→ **WHAT YOU ARE ASKED TO DO**
Your copy of the material must match it exactly, except that pictures are dropped.

======

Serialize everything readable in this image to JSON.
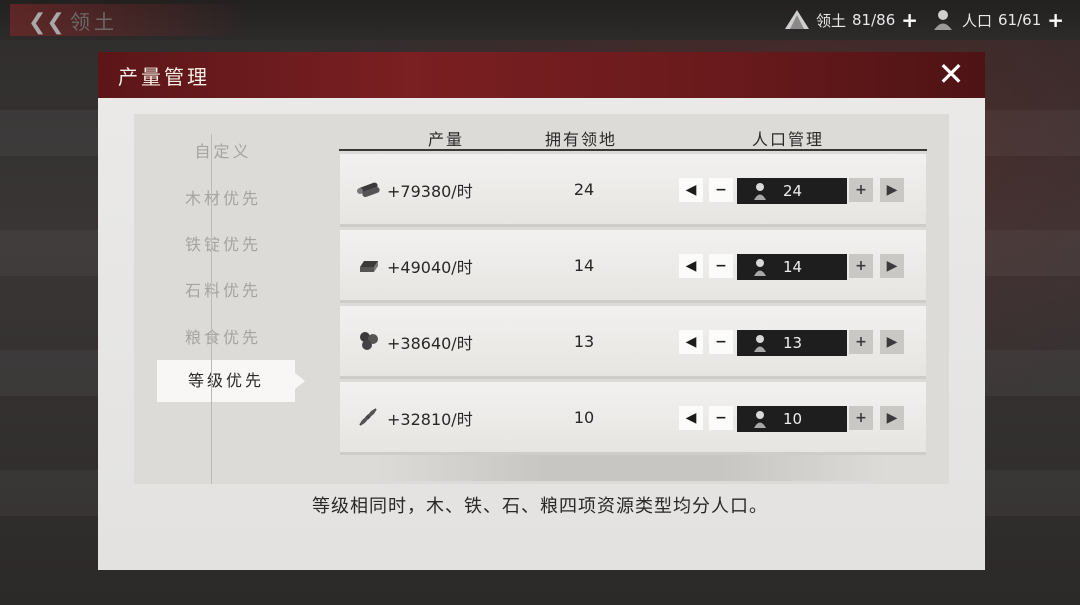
{
  "topbar": {
    "title": "领土",
    "territory_label": "领土",
    "territory_value": "81/86",
    "population_label": "人口",
    "population_value": "61/61",
    "plus": "+"
  },
  "dialog": {
    "title": "产量管理",
    "close_glyph": "✕"
  },
  "sidebar": {
    "items": [
      {
        "label": "自定义",
        "active": false
      },
      {
        "label": "木材优先",
        "active": false
      },
      {
        "label": "铁锭优先",
        "active": false
      },
      {
        "label": "石料优先",
        "active": false
      },
      {
        "label": "粮食优先",
        "active": false
      },
      {
        "label": "等级优先",
        "active": true
      }
    ]
  },
  "table": {
    "headers": {
      "production": "产量",
      "territory": "拥有领地",
      "population": "人口管理"
    },
    "rows": [
      {
        "resource_icon": "wood-icon",
        "production": "+79380/时",
        "territory": "24",
        "population": "24"
      },
      {
        "resource_icon": "iron-icon",
        "production": "+49040/时",
        "territory": "14",
        "population": "14"
      },
      {
        "resource_icon": "stone-icon",
        "production": "+38640/时",
        "territory": "13",
        "population": "13"
      },
      {
        "resource_icon": "grain-icon",
        "production": "+32810/时",
        "territory": "10",
        "population": "10"
      }
    ]
  },
  "controls": {
    "left_arrow": "◀",
    "minus": "−",
    "plus": "+",
    "right_arrow": "▶"
  },
  "note": "等级相同时，木、铁、石、粮四项资源类型均分人口。",
  "colors": {
    "header_red": "#7a1f22",
    "panel": "#e3e2e0",
    "pop_box": "#1e1e1f"
  }
}
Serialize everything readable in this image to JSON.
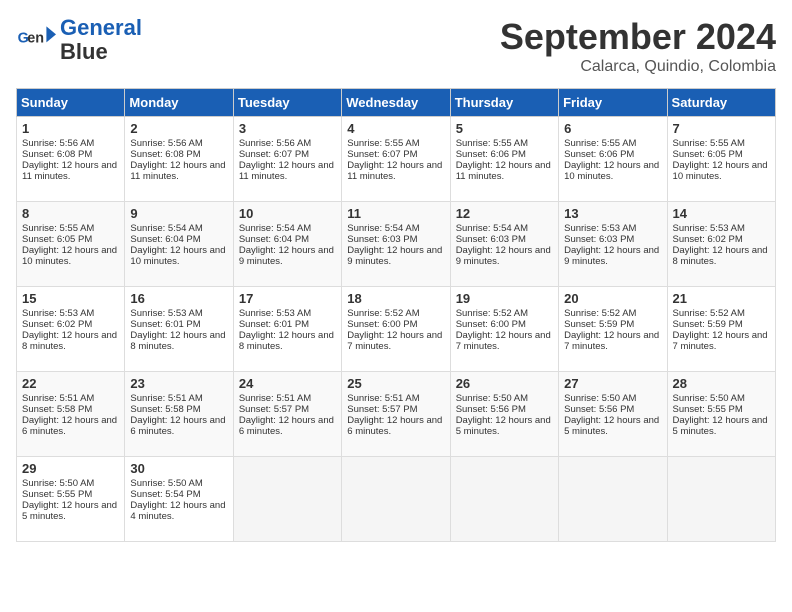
{
  "header": {
    "logo_line1": "General",
    "logo_line2": "Blue",
    "month_title": "September 2024",
    "location": "Calarca, Quindio, Colombia"
  },
  "days_of_week": [
    "Sunday",
    "Monday",
    "Tuesday",
    "Wednesday",
    "Thursday",
    "Friday",
    "Saturday"
  ],
  "weeks": [
    [
      {
        "num": "1",
        "sunrise": "5:56 AM",
        "sunset": "6:08 PM",
        "daylight": "12 hours and 11 minutes."
      },
      {
        "num": "2",
        "sunrise": "5:56 AM",
        "sunset": "6:08 PM",
        "daylight": "12 hours and 11 minutes."
      },
      {
        "num": "3",
        "sunrise": "5:56 AM",
        "sunset": "6:07 PM",
        "daylight": "12 hours and 11 minutes."
      },
      {
        "num": "4",
        "sunrise": "5:55 AM",
        "sunset": "6:07 PM",
        "daylight": "12 hours and 11 minutes."
      },
      {
        "num": "5",
        "sunrise": "5:55 AM",
        "sunset": "6:06 PM",
        "daylight": "12 hours and 11 minutes."
      },
      {
        "num": "6",
        "sunrise": "5:55 AM",
        "sunset": "6:06 PM",
        "daylight": "12 hours and 10 minutes."
      },
      {
        "num": "7",
        "sunrise": "5:55 AM",
        "sunset": "6:05 PM",
        "daylight": "12 hours and 10 minutes."
      }
    ],
    [
      {
        "num": "8",
        "sunrise": "5:55 AM",
        "sunset": "6:05 PM",
        "daylight": "12 hours and 10 minutes."
      },
      {
        "num": "9",
        "sunrise": "5:54 AM",
        "sunset": "6:04 PM",
        "daylight": "12 hours and 10 minutes."
      },
      {
        "num": "10",
        "sunrise": "5:54 AM",
        "sunset": "6:04 PM",
        "daylight": "12 hours and 9 minutes."
      },
      {
        "num": "11",
        "sunrise": "5:54 AM",
        "sunset": "6:03 PM",
        "daylight": "12 hours and 9 minutes."
      },
      {
        "num": "12",
        "sunrise": "5:54 AM",
        "sunset": "6:03 PM",
        "daylight": "12 hours and 9 minutes."
      },
      {
        "num": "13",
        "sunrise": "5:53 AM",
        "sunset": "6:03 PM",
        "daylight": "12 hours and 9 minutes."
      },
      {
        "num": "14",
        "sunrise": "5:53 AM",
        "sunset": "6:02 PM",
        "daylight": "12 hours and 8 minutes."
      }
    ],
    [
      {
        "num": "15",
        "sunrise": "5:53 AM",
        "sunset": "6:02 PM",
        "daylight": "12 hours and 8 minutes."
      },
      {
        "num": "16",
        "sunrise": "5:53 AM",
        "sunset": "6:01 PM",
        "daylight": "12 hours and 8 minutes."
      },
      {
        "num": "17",
        "sunrise": "5:53 AM",
        "sunset": "6:01 PM",
        "daylight": "12 hours and 8 minutes."
      },
      {
        "num": "18",
        "sunrise": "5:52 AM",
        "sunset": "6:00 PM",
        "daylight": "12 hours and 7 minutes."
      },
      {
        "num": "19",
        "sunrise": "5:52 AM",
        "sunset": "6:00 PM",
        "daylight": "12 hours and 7 minutes."
      },
      {
        "num": "20",
        "sunrise": "5:52 AM",
        "sunset": "5:59 PM",
        "daylight": "12 hours and 7 minutes."
      },
      {
        "num": "21",
        "sunrise": "5:52 AM",
        "sunset": "5:59 PM",
        "daylight": "12 hours and 7 minutes."
      }
    ],
    [
      {
        "num": "22",
        "sunrise": "5:51 AM",
        "sunset": "5:58 PM",
        "daylight": "12 hours and 6 minutes."
      },
      {
        "num": "23",
        "sunrise": "5:51 AM",
        "sunset": "5:58 PM",
        "daylight": "12 hours and 6 minutes."
      },
      {
        "num": "24",
        "sunrise": "5:51 AM",
        "sunset": "5:57 PM",
        "daylight": "12 hours and 6 minutes."
      },
      {
        "num": "25",
        "sunrise": "5:51 AM",
        "sunset": "5:57 PM",
        "daylight": "12 hours and 6 minutes."
      },
      {
        "num": "26",
        "sunrise": "5:50 AM",
        "sunset": "5:56 PM",
        "daylight": "12 hours and 5 minutes."
      },
      {
        "num": "27",
        "sunrise": "5:50 AM",
        "sunset": "5:56 PM",
        "daylight": "12 hours and 5 minutes."
      },
      {
        "num": "28",
        "sunrise": "5:50 AM",
        "sunset": "5:55 PM",
        "daylight": "12 hours and 5 minutes."
      }
    ],
    [
      {
        "num": "29",
        "sunrise": "5:50 AM",
        "sunset": "5:55 PM",
        "daylight": "12 hours and 5 minutes."
      },
      {
        "num": "30",
        "sunrise": "5:50 AM",
        "sunset": "5:54 PM",
        "daylight": "12 hours and 4 minutes."
      },
      null,
      null,
      null,
      null,
      null
    ]
  ]
}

======

→ **FULL RESPONSE**
Serialize everything readable in this image to JSON.
{
  "topbar": {
    "title": "领土",
    "territory_label": "领土",
    "territory_value": "81/86",
    "population_label": "人口",
    "population_value": "61/61",
    "plus": "+"
  },
  "dialog": {
    "title": "产量管理",
    "close_glyph": "✕"
  },
  "sidebar": {
    "items": [
      {
        "label": "自定义",
        "active": false
      },
      {
        "label": "木材优先",
        "active": false
      },
      {
        "label": "铁锭优先",
        "active": false
      },
      {
        "label": "石料优先",
        "active": false
      },
      {
        "label": "粮食优先",
        "active": false
      },
      {
        "label": "等级优先",
        "active": true
      }
    ]
  },
  "table": {
    "headers": {
      "production": "产量",
      "territory": "拥有领地",
      "population": "人口管理"
    },
    "rows": [
      {
        "resource_icon": "wood-icon",
        "production": "+79380/时",
        "territory": "24",
        "population": "24"
      },
      {
        "resource_icon": "iron-icon",
        "production": "+49040/时",
        "territory": "14",
        "population": "14"
      },
      {
        "resource_icon": "stone-icon",
        "production": "+38640/时",
        "territory": "13",
        "population": "13"
      },
      {
        "resource_icon": "grain-icon",
        "production": "+32810/时",
        "territory": "10",
        "population": "10"
      }
    ]
  },
  "controls": {
    "left_arrow": "◀",
    "minus": "−",
    "plus": "+",
    "right_arrow": "▶"
  },
  "note": "等级相同时，木、铁、石、粮四项资源类型均分人口。",
  "colors": {
    "header_red": "#7a1f22",
    "panel": "#e3e2e0",
    "pop_box": "#1e1e1f"
  }
}
Serialize everything readable in this image to JSON.
{
  "header": {
    "logo_line1": "General",
    "logo_line2": "Blue",
    "month_title": "September 2024",
    "location": "Calarca, Quindio, Colombia"
  },
  "days_of_week": [
    "Sunday",
    "Monday",
    "Tuesday",
    "Wednesday",
    "Thursday",
    "Friday",
    "Saturday"
  ],
  "weeks": [
    [
      {
        "num": "1",
        "sunrise": "5:56 AM",
        "sunset": "6:08 PM",
        "daylight": "12 hours and 11 minutes."
      },
      {
        "num": "2",
        "sunrise": "5:56 AM",
        "sunset": "6:08 PM",
        "daylight": "12 hours and 11 minutes."
      },
      {
        "num": "3",
        "sunrise": "5:56 AM",
        "sunset": "6:07 PM",
        "daylight": "12 hours and 11 minutes."
      },
      {
        "num": "4",
        "sunrise": "5:55 AM",
        "sunset": "6:07 PM",
        "daylight": "12 hours and 11 minutes."
      },
      {
        "num": "5",
        "sunrise": "5:55 AM",
        "sunset": "6:06 PM",
        "daylight": "12 hours and 11 minutes."
      },
      {
        "num": "6",
        "sunrise": "5:55 AM",
        "sunset": "6:06 PM",
        "daylight": "12 hours and 10 minutes."
      },
      {
        "num": "7",
        "sunrise": "5:55 AM",
        "sunset": "6:05 PM",
        "daylight": "12 hours and 10 minutes."
      }
    ],
    [
      {
        "num": "8",
        "sunrise": "5:55 AM",
        "sunset": "6:05 PM",
        "daylight": "12 hours and 10 minutes."
      },
      {
        "num": "9",
        "sunrise": "5:54 AM",
        "sunset": "6:04 PM",
        "daylight": "12 hours and 10 minutes."
      },
      {
        "num": "10",
        "sunrise": "5:54 AM",
        "sunset": "6:04 PM",
        "daylight": "12 hours and 9 minutes."
      },
      {
        "num": "11",
        "sunrise": "5:54 AM",
        "sunset": "6:03 PM",
        "daylight": "12 hours and 9 minutes."
      },
      {
        "num": "12",
        "sunrise": "5:54 AM",
        "sunset": "6:03 PM",
        "daylight": "12 hours and 9 minutes."
      },
      {
        "num": "13",
        "sunrise": "5:53 AM",
        "sunset": "6:03 PM",
        "daylight": "12 hours and 9 minutes."
      },
      {
        "num": "14",
        "sunrise": "5:53 AM",
        "sunset": "6:02 PM",
        "daylight": "12 hours and 8 minutes."
      }
    ],
    [
      {
        "num": "15",
        "sunrise": "5:53 AM",
        "sunset": "6:02 PM",
        "daylight": "12 hours and 8 minutes."
      },
      {
        "num": "16",
        "sunrise": "5:53 AM",
        "sunset": "6:01 PM",
        "daylight": "12 hours and 8 minutes."
      },
      {
        "num": "17",
        "sunrise": "5:53 AM",
        "sunset": "6:01 PM",
        "daylight": "12 hours and 8 minutes."
      },
      {
        "num": "18",
        "sunrise": "5:52 AM",
        "sunset": "6:00 PM",
        "daylight": "12 hours and 7 minutes."
      },
      {
        "num": "19",
        "sunrise": "5:52 AM",
        "sunset": "6:00 PM",
        "daylight": "12 hours and 7 minutes."
      },
      {
        "num": "20",
        "sunrise": "5:52 AM",
        "sunset": "5:59 PM",
        "daylight": "12 hours and 7 minutes."
      },
      {
        "num": "21",
        "sunrise": "5:52 AM",
        "sunset": "5:59 PM",
        "daylight": "12 hours and 7 minutes."
      }
    ],
    [
      {
        "num": "22",
        "sunrise": "5:51 AM",
        "sunset": "5:58 PM",
        "daylight": "12 hours and 6 minutes."
      },
      {
        "num": "23",
        "sunrise": "5:51 AM",
        "sunset": "5:58 PM",
        "daylight": "12 hours and 6 minutes."
      },
      {
        "num": "24",
        "sunrise": "5:51 AM",
        "sunset": "5:57 PM",
        "daylight": "12 hours and 6 minutes."
      },
      {
        "num": "25",
        "sunrise": "5:51 AM",
        "sunset": "5:57 PM",
        "daylight": "12 hours and 6 minutes."
      },
      {
        "num": "26",
        "sunrise": "5:50 AM",
        "sunset": "5:56 PM",
        "daylight": "12 hours and 5 minutes."
      },
      {
        "num": "27",
        "sunrise": "5:50 AM",
        "sunset": "5:56 PM",
        "daylight": "12 hours and 5 minutes."
      },
      {
        "num": "28",
        "sunrise": "5:50 AM",
        "sunset": "5:55 PM",
        "daylight": "12 hours and 5 minutes."
      }
    ],
    [
      {
        "num": "29",
        "sunrise": "5:50 AM",
        "sunset": "5:55 PM",
        "daylight": "12 hours and 5 minutes."
      },
      {
        "num": "30",
        "sunrise": "5:50 AM",
        "sunset": "5:54 PM",
        "daylight": "12 hours and 4 minutes."
      },
      null,
      null,
      null,
      null,
      null
    ]
  ]
}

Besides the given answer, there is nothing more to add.